Input for this task START

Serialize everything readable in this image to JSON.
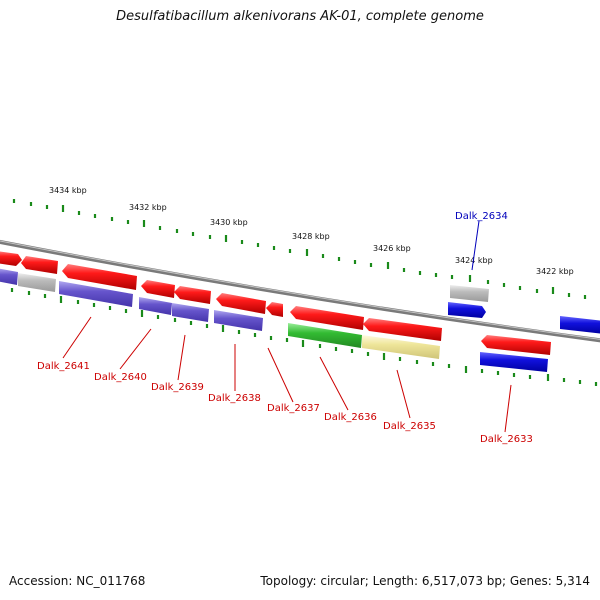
{
  "title": "Desulfatibacillum alkenivorans AK-01, complete genome",
  "footer": {
    "accession": "Accession: NC_011768",
    "topology": "Topology: circular; Length: 6,517,073 bp; Genes: 5,314"
  },
  "colors": {
    "backbone": "#808080",
    "tick": "#1a8a1a",
    "forward_gene": "#ee1111",
    "reverse_gene": "#6655cc",
    "rna_gene": "#1111dd",
    "gray_gene": "#bbbbbb",
    "green_gene": "#33bb33",
    "yellow_gene": "#eee599",
    "label_default": "#cc0000",
    "label_highlight": "#0000bb"
  },
  "scale_labels": [
    "3434 kbp",
    "3432 kbp",
    "3430 kbp",
    "3428 kbp",
    "3426 kbp",
    "3424 kbp",
    "3422 kbp"
  ],
  "gene_labels": [
    {
      "name": "Dalk_2641",
      "color": "#cc0000"
    },
    {
      "name": "Dalk_2640",
      "color": "#cc0000"
    },
    {
      "name": "Dalk_2639",
      "color": "#cc0000"
    },
    {
      "name": "Dalk_2638",
      "color": "#cc0000"
    },
    {
      "name": "Dalk_2637",
      "color": "#cc0000"
    },
    {
      "name": "Dalk_2636",
      "color": "#cc0000"
    },
    {
      "name": "Dalk_2635",
      "color": "#cc0000"
    },
    {
      "name": "Dalk_2633",
      "color": "#cc0000"
    },
    {
      "name": "Dalk_2634",
      "color": "#0000bb"
    }
  ]
}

Input for this task END

• [Action item]: Count each line above where the string "name" occurs. Give the number only.

• [Written reply]: 9